Send back the records in full, character for character.

# Start of Records to use

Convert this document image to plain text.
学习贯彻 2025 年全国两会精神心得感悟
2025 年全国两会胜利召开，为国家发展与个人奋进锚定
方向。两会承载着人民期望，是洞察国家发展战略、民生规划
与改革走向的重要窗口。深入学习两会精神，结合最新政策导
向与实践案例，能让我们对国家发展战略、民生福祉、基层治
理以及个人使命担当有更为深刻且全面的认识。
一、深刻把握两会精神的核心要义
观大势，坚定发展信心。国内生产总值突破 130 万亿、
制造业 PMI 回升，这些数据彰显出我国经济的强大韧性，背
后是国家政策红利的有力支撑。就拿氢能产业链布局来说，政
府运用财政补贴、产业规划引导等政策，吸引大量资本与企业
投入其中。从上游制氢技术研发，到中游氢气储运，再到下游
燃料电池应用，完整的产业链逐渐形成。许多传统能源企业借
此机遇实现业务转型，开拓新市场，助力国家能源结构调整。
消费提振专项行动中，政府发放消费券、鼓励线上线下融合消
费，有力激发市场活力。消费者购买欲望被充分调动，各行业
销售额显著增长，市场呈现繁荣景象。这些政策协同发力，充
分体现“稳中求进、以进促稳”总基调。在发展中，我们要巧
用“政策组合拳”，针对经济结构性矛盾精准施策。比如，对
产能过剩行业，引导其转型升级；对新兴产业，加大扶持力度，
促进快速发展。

# End of Records to use

Worked answer →
Convert this document image to plain text.
学习贯彻 2025 年全国两会精神心得感悟
2025 年全国两会胜利召开，为国家发展与个人奋进锚定
方向。两会承载着人民期望，是洞察国家发展战略、民生规划
与改革走向的重要窗口。深入学习两会精神，结合最新政策导
向与实践案例，能让我们对国家发展战略、民生福祉、基层治
理以及个人使命担当有更为深刻且全面的认识。
一、深刻把握两会精神的核心要义
观大势，坚定发展信心。国内生产总值突破 130 万亿、
制造业 PMI 回升，这些数据彰显出我国经济的强大韧性，背
后是国家政策红利的有力支撑。就拿氢能产业链布局来说，政
府运用财政补贴、产业规划引导等政策，吸引大量资本与企业
投入其中。从上游制氢技术研发，到中游氢气储运，再到下游
燃料电池应用，完整的产业链逐渐形成。许多传统能源企业借
此机遇实现业务转型，开拓新市场，助力国家能源结构调整。
消费提振专项行动中，政府发放消费券、鼓励线上线下融合消
费，有力激发市场活力。消费者购买欲望被充分调动，各行业
销售额显著增长，市场呈现繁荣景象。这些政策协同发力，充
分体现“稳中求进、以进促稳”总基调。在发展中，我们要巧
用“政策组合拳”，针对经济结构性矛盾精准施策。比如，对
产能过剩行业，引导其转型升级；对新兴产业，加大扶持力度，
促进快速发展。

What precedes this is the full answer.